* _Written exercise_
Write out the whole listing again, exactly.

^^^^^^^^^^^^^^^^

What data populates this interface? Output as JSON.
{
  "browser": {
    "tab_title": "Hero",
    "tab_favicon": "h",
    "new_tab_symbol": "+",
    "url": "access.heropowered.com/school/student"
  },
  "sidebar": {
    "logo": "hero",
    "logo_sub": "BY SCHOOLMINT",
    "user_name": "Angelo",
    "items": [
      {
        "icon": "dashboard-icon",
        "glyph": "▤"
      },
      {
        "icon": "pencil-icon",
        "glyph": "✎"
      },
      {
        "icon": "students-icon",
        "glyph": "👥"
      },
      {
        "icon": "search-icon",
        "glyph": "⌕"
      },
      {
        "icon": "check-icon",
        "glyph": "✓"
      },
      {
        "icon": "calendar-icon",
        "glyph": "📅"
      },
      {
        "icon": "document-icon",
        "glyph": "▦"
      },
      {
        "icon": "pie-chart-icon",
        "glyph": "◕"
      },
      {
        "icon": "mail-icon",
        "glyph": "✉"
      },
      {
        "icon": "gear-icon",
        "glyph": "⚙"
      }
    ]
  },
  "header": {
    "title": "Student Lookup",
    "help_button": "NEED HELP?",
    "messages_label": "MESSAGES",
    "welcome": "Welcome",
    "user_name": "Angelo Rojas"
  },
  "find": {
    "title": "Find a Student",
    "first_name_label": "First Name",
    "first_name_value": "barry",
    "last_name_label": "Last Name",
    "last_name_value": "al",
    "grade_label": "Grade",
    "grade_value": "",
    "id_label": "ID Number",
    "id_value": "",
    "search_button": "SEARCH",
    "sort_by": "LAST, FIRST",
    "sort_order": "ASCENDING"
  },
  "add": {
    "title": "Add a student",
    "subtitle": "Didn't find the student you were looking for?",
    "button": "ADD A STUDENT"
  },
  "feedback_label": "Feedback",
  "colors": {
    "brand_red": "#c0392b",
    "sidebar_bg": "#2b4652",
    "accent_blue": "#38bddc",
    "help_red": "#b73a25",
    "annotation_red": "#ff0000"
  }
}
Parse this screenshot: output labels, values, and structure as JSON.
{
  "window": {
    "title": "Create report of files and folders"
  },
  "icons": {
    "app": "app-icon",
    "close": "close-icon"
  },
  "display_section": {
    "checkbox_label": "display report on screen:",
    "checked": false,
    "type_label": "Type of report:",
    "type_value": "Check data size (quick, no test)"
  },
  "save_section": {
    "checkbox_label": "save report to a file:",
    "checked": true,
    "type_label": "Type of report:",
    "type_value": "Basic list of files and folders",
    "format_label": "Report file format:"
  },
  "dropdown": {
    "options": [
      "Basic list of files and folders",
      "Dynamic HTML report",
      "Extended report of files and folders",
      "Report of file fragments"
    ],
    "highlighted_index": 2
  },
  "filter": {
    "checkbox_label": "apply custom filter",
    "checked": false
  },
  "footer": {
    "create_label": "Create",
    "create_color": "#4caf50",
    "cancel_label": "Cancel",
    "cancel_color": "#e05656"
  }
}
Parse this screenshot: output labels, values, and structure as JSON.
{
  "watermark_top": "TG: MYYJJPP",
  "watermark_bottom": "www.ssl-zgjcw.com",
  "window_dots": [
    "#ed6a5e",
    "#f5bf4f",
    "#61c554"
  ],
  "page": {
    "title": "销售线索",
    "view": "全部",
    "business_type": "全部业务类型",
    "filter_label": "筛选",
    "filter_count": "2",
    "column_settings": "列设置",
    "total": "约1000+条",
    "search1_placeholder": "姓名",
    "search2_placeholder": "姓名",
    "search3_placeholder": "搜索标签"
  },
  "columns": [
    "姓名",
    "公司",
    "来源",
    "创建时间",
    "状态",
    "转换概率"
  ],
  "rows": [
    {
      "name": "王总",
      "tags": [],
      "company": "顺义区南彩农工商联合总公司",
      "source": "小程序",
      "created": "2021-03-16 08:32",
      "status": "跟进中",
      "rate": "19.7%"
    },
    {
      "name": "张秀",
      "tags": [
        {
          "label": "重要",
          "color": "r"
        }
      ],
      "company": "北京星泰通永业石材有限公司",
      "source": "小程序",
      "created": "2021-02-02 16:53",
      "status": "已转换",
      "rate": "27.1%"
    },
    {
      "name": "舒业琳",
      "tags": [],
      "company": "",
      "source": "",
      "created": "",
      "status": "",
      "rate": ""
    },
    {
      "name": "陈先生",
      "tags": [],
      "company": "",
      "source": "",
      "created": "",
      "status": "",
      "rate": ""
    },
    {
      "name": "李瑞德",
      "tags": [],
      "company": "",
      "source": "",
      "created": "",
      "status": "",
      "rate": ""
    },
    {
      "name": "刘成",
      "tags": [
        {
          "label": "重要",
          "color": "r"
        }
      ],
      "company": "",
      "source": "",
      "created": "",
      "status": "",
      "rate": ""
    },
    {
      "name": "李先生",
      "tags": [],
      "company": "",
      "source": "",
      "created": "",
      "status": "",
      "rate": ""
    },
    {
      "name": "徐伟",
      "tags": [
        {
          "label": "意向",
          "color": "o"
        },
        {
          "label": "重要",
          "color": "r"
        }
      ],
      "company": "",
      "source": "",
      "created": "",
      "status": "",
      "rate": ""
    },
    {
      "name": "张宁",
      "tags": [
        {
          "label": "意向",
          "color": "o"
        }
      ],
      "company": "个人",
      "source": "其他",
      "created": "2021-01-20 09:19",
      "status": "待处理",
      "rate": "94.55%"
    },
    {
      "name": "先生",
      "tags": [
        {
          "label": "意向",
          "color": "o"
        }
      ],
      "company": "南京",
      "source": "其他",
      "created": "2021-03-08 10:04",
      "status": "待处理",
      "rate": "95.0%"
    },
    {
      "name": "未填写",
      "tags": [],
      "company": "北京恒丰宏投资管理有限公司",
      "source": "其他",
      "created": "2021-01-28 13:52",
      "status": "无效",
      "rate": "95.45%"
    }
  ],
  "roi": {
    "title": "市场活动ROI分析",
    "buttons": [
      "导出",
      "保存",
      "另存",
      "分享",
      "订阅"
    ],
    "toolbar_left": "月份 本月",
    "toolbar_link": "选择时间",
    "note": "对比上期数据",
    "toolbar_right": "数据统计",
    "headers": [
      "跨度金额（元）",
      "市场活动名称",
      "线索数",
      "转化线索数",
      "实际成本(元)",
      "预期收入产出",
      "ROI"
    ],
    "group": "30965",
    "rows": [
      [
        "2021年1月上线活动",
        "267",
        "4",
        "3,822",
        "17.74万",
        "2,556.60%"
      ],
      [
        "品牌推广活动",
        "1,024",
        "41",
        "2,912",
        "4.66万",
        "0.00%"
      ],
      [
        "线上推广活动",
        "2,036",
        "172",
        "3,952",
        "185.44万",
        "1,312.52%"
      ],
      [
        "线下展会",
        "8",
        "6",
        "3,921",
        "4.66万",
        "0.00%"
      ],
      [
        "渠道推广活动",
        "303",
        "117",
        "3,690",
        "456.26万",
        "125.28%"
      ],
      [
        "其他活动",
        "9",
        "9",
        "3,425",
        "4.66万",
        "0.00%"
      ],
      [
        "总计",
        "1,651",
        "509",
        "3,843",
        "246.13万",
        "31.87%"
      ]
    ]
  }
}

^^^^^^^^^^^^^^^^

* _Output of the task_
What data populates this interface? Output as JSON.
{
  "browser": {
    "tab_title": "Hero",
    "tab_favicon": "h",
    "new_tab_symbol": "+",
    "url": "access.heropowered.com/school/student"
  },
  "sidebar": {
    "logo": "hero",
    "logo_sub": "BY SCHOOLMINT",
    "user_name": "Angelo",
    "items": [
      {
        "icon": "dashboard-icon",
        "glyph": "▤"
      },
      {
        "icon": "pencil-icon",
        "glyph": "✎"
      },
      {
        "icon": "students-icon",
        "glyph": "👥"
      },
      {
        "icon": "search-icon",
        "glyph": "⌕"
      },
      {
        "icon": "check-icon",
        "glyph": "✓"
      },
      {
        "icon": "calendar-icon",
        "glyph": "📅"
      },
      {
        "icon": "document-icon",
        "glyph": "▦"
      },
      {
        "icon": "pie-chart-icon",
        "glyph": "◕"
      },
      {
        "icon": "mail-icon",
        "glyph": "✉"
      },
      {
        "icon": "gear-icon",
        "glyph": "⚙"
      }
    ]
  },
  "header": {
    "title": "Student Lookup",
    "help_button": "NEED HELP?",
    "messages_label": "MESSAGES",
    "welcome": "Welcome",
    "user_name": "Angelo Rojas"
  },
  "find": {
    "title": "Find a Student",
    "first_name_label": "First Name",
    "first_name_value": "barry",
    "last_name_label": "Last Name",
    "last_name_value": "al",
    "grade_label": "Grade",
    "grade_value": "",
    "id_label": "ID Number",
    "id_value": "",
    "search_button": "SEARCH",
    "sort_by": "LAST, FIRST",
    "sort_order": "ASCENDING"
  },
  "add": {
    "title": "Add a student",
    "subtitle": "Didn't find the student you were looking for?",
    "button": "ADD A STUDENT"
  },
  "feedback_label": "Feedback",
  "colors": {
    "brand_red": "#c0392b",
    "sidebar_bg": "#2b4652",
    "accent_blue": "#38bddc",
    "help_red": "#b73a25",
    "annotation_red": "#ff0000"
  }
}
Parse this screenshot: output labels, values, and structure as JSON.
{
  "window": {
    "title": "Create report of files and folders"
  },
  "icons": {
    "app": "app-icon",
    "close": "close-icon"
  },
  "display_section": {
    "checkbox_label": "display report on screen:",
    "checked": false,
    "type_label": "Type of report:",
    "type_value": "Check data size (quick, no test)"
  },
  "save_section": {
    "checkbox_label": "save report to a file:",
    "checked": true,
    "type_label": "Type of report:",
    "type_value": "Basic list of files and folders",
    "format_label": "Report file format:"
  },
  "dropdown": {
    "options": [
      "Basic list of files and folders",
      "Dynamic HTML report",
      "Extended report of files and folders",
      "Report of file fragments"
    ],
    "highlighted_index": 2
  },
  "filter": {
    "checkbox_label": "apply custom filter",
    "checked": false
  },
  "footer": {
    "create_label": "Create",
    "create_color": "#4caf50",
    "cancel_label": "Cancel",
    "cancel_color": "#e05656"
  }
}
Parse this screenshot: output labels, values, and structure as JSON.
{
  "watermark_top": "TG: MYYJJPP",
  "watermark_bottom": "www.ssl-zgjcw.com",
  "window_dots": [
    "#ed6a5e",
    "#f5bf4f",
    "#61c554"
  ],
  "page": {
    "title": "销售线索",
    "view": "全部",
    "business_type": "全部业务类型",
    "filter_label": "筛选",
    "filter_count": "2",
    "column_settings": "列设置",
    "total": "约1000+条",
    "search1_placeholder": "姓名",
    "search2_placeholder": "姓名",
    "search3_placeholder": "搜索标签"
  },
  "columns": [
    "姓名",
    "公司",
    "来源",
    "创建时间",
    "状态",
    "转换概率"
  ],
  "rows": [
    {
      "name": "王总",
      "tags": [],
      "company": "顺义区南彩农工商联合总公司",
      "source": "小程序",
      "created": "2021-03-16 08:32",
      "status": "跟进中",
      "rate": "19.7%"
    },
    {
      "name": "张秀",
      "tags": [
        {
          "label": "重要",
          "color": "r"
        }
      ],
      "company": "北京星泰通永业石材有限公司",
      "source": "小程序",
      "created": "2021-02-02 16:53",
      "status": "已转换",
      "rate": "27.1%"
    },
    {
      "name": "舒业琳",
      "tags": [],
      "company": "",
      "source": "",
      "created": "",
      "status": "",
      "rate": ""
    },
    {
      "name": "陈先生",
      "tags": [],
      "company": "",
      "source": "",
      "created": "",
      "status": "",
      "rate": ""
    },
    {
      "name": "李瑞德",
      "tags": [],
      "company": "",
      "source": "",
      "created": "",
      "status": "",
      "rate": ""
    },
    {
      "name": "刘成",
      "tags": [
        {
          "label": "重要",
          "color": "r"
        }
      ],
      "company": "",
      "source": "",
      "created": "",
      "status": "",
      "rate": ""
    },
    {
      "name": "李先生",
      "tags": [],
      "company": "",
      "source": "",
      "created": "",
      "status": "",
      "rate": ""
    },
    {
      "name": "徐伟",
      "tags": [
        {
          "label": "意向",
          "color": "o"
        },
        {
          "label": "重要",
          "color": "r"
        }
      ],
      "company": "",
      "source": "",
      "created": "",
      "status": "",
      "rate": ""
    },
    {
      "name": "张宁",
      "tags": [
        {
          "label": "意向",
          "color": "o"
        }
      ],
      "company": "个人",
      "source": "其他",
      "created": "2021-01-20 09:19",
      "status": "待处理",
      "rate": "94.55%"
    },
    {
      "name": "先生",
      "tags": [
        {
          "label": "意向",
          "color": "o"
        }
      ],
      "company": "南京",
      "source": "其他",
      "created": "2021-03-08 10:04",
      "status": "待处理",
      "rate": "95.0%"
    },
    {
      "name": "未填写",
      "tags": [],
      "company": "北京恒丰宏投资管理有限公司",
      "source": "其他",
      "created": "2021-01-28 13:52",
      "status": "无效",
      "rate": "95.45%"
    }
  ],
  "roi": {
    "title": "市场活动ROI分析",
    "buttons": [
      "导出",
      "保存",
      "另存",
      "分享",
      "订阅"
    ],
    "toolbar_left": "月份 本月",
    "toolbar_link": "选择时间",
    "note": "对比上期数据",
    "toolbar_right": "数据统计",
    "headers": [
      "跨度金额（元）",
      "市场活动名称",
      "线索数",
      "转化线索数",
      "实际成本(元)",
      "预期收入产出",
      "ROI"
    ],
    "group": "30965",
    "rows": [
      [
        "2021年1月上线活动",
        "267",
        "4",
        "3,822",
        "17.74万",
        "2,556.60%"
      ],
      [
        "品牌推广活动",
        "1,024",
        "41",
        "2,912",
        "4.66万",
        "0.00%"
      ],
      [
        "线上推广活动",
        "2,036",
        "172",
        "3,952",
        "185.44万",
        "1,312.52%"
      ],
      [
        "线下展会",
        "8",
        "6",
        "3,921",
        "4.66万",
        "0.00%"
      ],
      [
        "渠道推广活动",
        "303",
        "117",
        "3,690",
        "456.26万",
        "125.28%"
      ],
      [
        "其他活动",
        "9",
        "9",
        "3,425",
        "4.66万",
        "0.00%"
      ],
      [
        "总计",
        "1,651",
        "509",
        "3,843",
        "246.13万",
        "31.87%"
      ]
    ]
  }
}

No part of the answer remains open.